▸ **Written task**: Examine each line of the data. Copy those that contain the string "What".

▸ **Data records**:
#####

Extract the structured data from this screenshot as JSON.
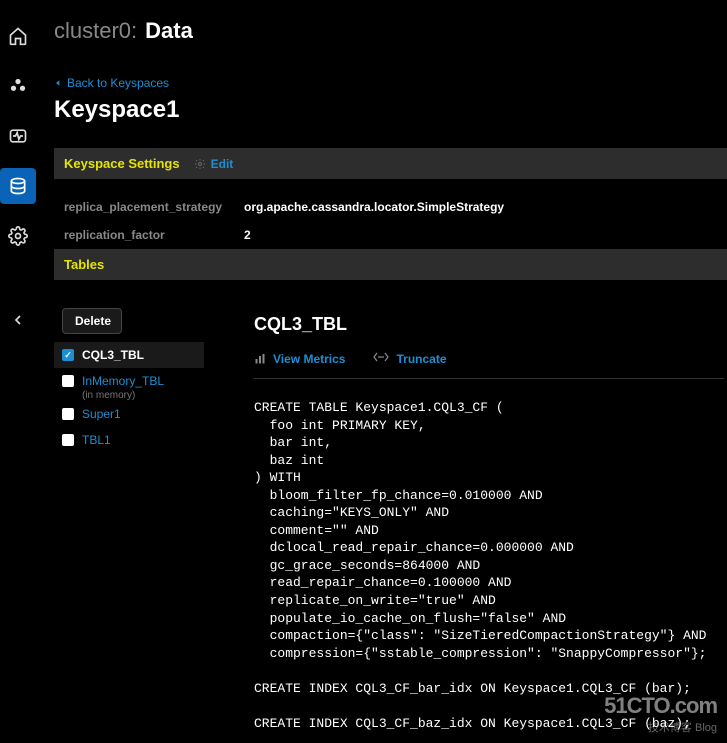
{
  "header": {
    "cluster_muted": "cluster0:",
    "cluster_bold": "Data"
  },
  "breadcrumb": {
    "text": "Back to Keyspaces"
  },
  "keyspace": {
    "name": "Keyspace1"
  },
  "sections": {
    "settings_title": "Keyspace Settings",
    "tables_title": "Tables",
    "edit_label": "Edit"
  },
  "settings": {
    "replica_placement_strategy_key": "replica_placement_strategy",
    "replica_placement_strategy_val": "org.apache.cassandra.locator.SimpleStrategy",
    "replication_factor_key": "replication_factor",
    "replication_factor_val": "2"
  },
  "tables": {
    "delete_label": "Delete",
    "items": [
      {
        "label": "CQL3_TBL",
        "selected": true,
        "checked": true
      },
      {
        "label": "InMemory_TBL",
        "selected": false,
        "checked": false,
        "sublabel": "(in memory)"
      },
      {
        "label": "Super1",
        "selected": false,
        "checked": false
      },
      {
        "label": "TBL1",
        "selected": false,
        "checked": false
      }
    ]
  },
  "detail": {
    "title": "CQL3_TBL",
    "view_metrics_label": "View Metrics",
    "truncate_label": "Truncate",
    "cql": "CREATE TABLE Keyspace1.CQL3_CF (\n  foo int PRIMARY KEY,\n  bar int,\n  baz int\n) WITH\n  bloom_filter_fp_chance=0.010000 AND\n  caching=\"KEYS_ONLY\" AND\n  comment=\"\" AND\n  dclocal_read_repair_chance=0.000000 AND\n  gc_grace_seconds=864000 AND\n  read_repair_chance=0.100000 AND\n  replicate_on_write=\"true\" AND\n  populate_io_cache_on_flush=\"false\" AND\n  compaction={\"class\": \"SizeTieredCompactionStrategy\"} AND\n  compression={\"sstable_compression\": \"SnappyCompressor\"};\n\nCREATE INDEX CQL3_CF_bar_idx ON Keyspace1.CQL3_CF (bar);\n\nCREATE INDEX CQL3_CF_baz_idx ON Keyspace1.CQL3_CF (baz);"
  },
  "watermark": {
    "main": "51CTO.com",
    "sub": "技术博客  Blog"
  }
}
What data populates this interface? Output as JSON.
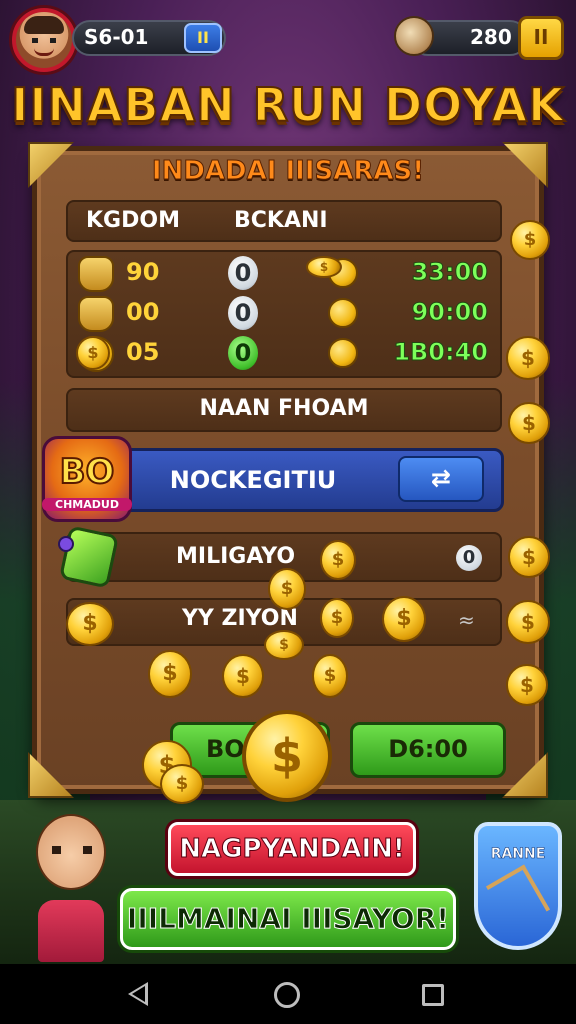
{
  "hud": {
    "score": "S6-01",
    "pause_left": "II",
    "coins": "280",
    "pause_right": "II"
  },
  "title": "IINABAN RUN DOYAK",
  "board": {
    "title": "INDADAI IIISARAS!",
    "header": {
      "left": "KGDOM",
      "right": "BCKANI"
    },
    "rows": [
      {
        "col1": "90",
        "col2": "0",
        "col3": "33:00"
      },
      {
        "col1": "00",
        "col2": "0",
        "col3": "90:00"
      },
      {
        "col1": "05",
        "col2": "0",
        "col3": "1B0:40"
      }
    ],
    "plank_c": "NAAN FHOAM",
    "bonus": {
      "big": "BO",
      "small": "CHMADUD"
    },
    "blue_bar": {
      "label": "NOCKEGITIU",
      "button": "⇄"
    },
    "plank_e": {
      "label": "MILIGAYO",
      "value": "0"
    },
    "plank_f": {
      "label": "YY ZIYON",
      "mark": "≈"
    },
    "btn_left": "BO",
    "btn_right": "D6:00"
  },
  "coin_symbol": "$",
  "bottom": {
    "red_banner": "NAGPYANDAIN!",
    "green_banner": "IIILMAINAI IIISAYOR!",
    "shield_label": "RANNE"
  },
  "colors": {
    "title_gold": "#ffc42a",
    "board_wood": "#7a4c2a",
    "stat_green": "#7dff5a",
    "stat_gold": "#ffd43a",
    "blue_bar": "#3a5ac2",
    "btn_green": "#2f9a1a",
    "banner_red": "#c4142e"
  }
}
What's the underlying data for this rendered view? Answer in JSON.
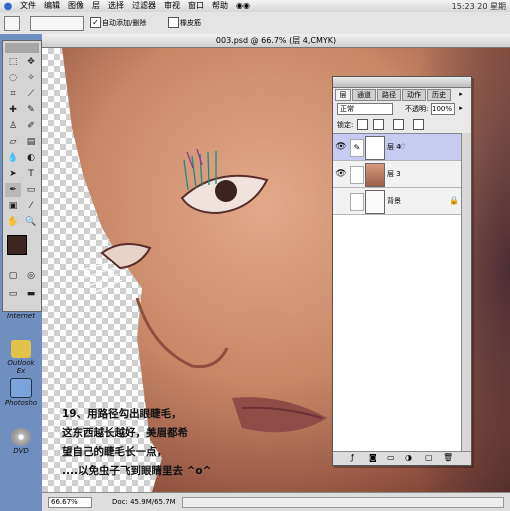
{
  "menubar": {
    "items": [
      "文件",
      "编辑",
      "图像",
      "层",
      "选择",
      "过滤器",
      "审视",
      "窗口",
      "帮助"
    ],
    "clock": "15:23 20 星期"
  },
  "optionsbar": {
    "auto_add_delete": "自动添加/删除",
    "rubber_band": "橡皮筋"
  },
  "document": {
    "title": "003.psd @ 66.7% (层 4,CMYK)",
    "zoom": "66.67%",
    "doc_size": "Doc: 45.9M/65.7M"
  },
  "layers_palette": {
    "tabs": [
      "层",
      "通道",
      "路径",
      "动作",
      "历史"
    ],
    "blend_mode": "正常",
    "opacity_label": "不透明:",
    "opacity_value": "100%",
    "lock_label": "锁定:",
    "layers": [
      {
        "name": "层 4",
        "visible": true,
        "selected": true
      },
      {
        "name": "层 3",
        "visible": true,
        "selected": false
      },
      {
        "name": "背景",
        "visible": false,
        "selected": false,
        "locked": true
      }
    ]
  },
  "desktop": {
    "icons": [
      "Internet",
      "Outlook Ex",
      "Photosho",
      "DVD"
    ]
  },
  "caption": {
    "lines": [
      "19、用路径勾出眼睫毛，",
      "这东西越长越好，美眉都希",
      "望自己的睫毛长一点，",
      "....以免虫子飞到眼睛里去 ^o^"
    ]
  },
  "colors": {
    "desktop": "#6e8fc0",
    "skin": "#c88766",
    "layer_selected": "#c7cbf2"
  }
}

#####

▸ **Exercise response**:
What data populates this interface? Output as JSON.
What's the underlying data for this rendered view? Answer in JSON.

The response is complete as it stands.